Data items
☆ ☆ ☆ ☆
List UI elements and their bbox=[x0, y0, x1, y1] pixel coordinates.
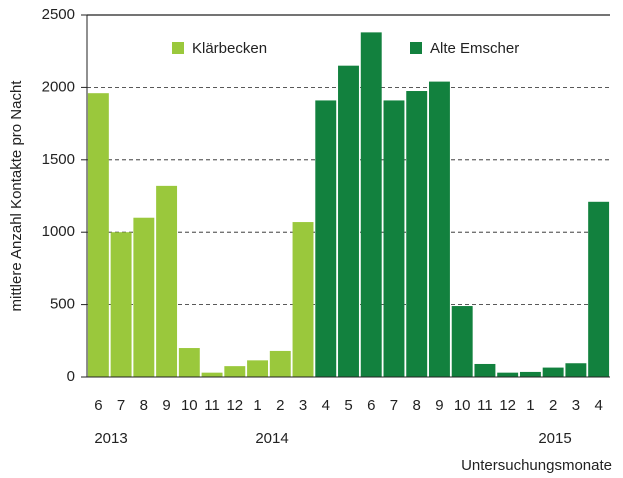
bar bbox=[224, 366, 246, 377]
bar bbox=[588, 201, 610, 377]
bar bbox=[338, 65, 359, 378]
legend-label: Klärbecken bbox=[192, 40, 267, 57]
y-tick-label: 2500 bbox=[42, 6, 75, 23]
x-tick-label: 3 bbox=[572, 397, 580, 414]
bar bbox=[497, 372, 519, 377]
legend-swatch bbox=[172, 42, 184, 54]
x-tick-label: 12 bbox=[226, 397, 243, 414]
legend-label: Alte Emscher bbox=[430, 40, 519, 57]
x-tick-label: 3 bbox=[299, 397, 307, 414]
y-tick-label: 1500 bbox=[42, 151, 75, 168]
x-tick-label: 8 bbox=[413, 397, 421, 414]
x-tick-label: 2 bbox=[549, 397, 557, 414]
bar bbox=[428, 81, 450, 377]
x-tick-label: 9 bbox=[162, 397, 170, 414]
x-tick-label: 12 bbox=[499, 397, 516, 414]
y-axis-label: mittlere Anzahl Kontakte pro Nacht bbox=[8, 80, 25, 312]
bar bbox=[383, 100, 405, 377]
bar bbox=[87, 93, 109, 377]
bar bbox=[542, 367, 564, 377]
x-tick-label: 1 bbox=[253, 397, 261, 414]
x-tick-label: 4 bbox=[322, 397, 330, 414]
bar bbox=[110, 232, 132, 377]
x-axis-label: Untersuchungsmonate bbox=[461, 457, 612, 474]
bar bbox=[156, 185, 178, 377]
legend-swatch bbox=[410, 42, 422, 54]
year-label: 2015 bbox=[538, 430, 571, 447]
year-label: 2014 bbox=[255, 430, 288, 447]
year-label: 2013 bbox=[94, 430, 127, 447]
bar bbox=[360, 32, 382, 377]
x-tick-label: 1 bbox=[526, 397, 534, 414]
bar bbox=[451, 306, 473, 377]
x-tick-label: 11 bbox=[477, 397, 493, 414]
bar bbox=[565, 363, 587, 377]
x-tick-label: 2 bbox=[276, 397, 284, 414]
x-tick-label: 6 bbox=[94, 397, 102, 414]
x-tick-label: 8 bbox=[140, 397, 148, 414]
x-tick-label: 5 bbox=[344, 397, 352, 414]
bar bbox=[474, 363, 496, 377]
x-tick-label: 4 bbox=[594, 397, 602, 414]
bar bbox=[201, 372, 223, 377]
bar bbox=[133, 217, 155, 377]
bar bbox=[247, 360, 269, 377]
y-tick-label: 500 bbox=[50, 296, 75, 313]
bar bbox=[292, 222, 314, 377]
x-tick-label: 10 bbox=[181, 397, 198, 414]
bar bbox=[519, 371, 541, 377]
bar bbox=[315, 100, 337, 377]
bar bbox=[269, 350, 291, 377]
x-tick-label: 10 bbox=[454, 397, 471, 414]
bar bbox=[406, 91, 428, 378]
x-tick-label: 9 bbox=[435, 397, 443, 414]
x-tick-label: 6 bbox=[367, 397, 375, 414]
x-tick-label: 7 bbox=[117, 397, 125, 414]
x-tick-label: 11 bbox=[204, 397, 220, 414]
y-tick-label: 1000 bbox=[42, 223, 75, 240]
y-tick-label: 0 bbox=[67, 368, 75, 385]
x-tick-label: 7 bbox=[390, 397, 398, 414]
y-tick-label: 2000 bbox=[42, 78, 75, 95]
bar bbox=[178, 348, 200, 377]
☆ ☆ ☆ ☆
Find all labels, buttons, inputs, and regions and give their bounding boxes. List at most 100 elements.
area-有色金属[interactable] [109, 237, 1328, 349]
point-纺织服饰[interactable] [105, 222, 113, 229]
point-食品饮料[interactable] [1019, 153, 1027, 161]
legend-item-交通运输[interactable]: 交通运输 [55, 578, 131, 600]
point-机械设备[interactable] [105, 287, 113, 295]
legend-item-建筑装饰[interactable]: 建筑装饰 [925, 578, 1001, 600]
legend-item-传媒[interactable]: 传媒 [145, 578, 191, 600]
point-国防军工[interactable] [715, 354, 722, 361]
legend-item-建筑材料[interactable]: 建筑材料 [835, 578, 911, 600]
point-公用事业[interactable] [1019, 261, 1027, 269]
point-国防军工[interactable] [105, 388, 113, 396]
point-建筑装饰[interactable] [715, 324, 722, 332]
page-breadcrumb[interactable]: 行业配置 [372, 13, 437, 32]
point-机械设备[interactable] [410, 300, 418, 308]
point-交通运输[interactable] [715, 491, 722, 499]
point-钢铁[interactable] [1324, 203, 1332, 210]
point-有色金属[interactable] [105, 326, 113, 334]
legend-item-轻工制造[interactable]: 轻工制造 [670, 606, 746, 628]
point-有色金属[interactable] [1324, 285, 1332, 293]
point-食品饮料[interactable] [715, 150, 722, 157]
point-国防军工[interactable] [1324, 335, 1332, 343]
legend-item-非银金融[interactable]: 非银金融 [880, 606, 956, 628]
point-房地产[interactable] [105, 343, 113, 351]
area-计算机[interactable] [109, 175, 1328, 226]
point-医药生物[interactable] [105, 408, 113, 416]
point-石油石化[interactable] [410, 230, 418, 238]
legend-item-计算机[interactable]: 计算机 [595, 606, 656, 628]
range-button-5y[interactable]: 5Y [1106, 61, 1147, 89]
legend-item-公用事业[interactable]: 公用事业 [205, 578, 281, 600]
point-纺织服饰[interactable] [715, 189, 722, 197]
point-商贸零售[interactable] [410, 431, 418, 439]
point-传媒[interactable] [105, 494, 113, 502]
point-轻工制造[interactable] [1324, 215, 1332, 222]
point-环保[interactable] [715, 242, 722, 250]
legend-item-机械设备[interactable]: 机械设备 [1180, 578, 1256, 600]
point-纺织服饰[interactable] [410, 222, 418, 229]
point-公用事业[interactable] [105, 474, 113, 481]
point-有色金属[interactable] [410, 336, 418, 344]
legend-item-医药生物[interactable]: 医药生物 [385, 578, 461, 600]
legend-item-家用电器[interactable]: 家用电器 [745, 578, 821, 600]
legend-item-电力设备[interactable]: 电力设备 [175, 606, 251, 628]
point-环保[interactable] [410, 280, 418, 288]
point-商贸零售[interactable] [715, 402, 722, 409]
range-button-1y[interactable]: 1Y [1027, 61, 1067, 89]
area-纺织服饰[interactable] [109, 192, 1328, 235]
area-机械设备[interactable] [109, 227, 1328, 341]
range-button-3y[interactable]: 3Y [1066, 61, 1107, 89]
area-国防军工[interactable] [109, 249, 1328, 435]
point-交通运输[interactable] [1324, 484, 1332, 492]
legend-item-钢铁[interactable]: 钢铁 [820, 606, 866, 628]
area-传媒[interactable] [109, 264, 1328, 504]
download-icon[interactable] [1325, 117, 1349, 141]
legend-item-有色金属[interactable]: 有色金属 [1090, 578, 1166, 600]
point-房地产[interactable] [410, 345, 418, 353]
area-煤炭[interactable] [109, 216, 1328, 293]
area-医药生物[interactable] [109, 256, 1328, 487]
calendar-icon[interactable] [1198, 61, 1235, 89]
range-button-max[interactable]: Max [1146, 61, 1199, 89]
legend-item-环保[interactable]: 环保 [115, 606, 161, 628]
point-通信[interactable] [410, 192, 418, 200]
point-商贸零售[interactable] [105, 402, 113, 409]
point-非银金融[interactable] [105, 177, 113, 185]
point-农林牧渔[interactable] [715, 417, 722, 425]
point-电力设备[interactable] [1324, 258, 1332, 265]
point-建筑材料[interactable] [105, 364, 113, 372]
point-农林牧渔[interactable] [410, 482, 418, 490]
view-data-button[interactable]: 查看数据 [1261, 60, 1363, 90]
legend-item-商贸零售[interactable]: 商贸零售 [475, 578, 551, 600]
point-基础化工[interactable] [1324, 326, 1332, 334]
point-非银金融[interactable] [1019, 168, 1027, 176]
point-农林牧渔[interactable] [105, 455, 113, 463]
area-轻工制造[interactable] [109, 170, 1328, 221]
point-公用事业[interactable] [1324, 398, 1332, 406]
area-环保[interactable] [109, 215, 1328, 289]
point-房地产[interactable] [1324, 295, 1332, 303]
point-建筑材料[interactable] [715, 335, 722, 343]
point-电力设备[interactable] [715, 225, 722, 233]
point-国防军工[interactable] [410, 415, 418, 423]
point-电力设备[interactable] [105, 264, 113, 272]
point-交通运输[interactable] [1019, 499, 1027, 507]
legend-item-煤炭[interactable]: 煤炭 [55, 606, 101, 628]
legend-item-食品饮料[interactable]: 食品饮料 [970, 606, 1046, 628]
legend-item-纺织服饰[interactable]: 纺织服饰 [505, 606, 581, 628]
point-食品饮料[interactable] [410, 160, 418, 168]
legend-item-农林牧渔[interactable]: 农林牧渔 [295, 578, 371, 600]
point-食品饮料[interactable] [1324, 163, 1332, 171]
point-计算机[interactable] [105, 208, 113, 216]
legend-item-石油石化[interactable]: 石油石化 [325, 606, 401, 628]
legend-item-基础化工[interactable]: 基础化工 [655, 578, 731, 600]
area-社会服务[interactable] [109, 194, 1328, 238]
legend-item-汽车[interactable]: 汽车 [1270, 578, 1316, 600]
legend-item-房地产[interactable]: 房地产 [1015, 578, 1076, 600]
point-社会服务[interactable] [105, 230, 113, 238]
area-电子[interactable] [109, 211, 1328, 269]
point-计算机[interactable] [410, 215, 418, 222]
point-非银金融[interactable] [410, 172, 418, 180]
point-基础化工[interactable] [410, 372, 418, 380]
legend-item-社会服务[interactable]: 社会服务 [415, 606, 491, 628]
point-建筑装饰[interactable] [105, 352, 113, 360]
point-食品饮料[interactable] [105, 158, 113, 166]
☆ ☆ ☆ ☆
### What the task asks:
Please update the lines that open with the line containing "Find all labels, buttons, inputs, and" and close with the line containing "point-国防军工[interactable] [715, 354, 722, 361]" by replacing "legend-item" with "legend-entry". Give only those lines again, with everything else unchanged.

### Output for this task:
Find all labels, buttons, inputs, and regions and give their bounding boxes. List at most 100 elements.
area-有色金属[interactable] [109, 237, 1328, 349]
point-纺织服饰[interactable] [105, 222, 113, 229]
point-食品饮料[interactable] [1019, 153, 1027, 161]
legend-entry-交通运输[interactable]: 交通运输 [55, 578, 131, 600]
point-机械设备[interactable] [105, 287, 113, 295]
legend-entry-建筑装饰[interactable]: 建筑装饰 [925, 578, 1001, 600]
legend-entry-传媒[interactable]: 传媒 [145, 578, 191, 600]
point-国防军工[interactable] [715, 354, 722, 361]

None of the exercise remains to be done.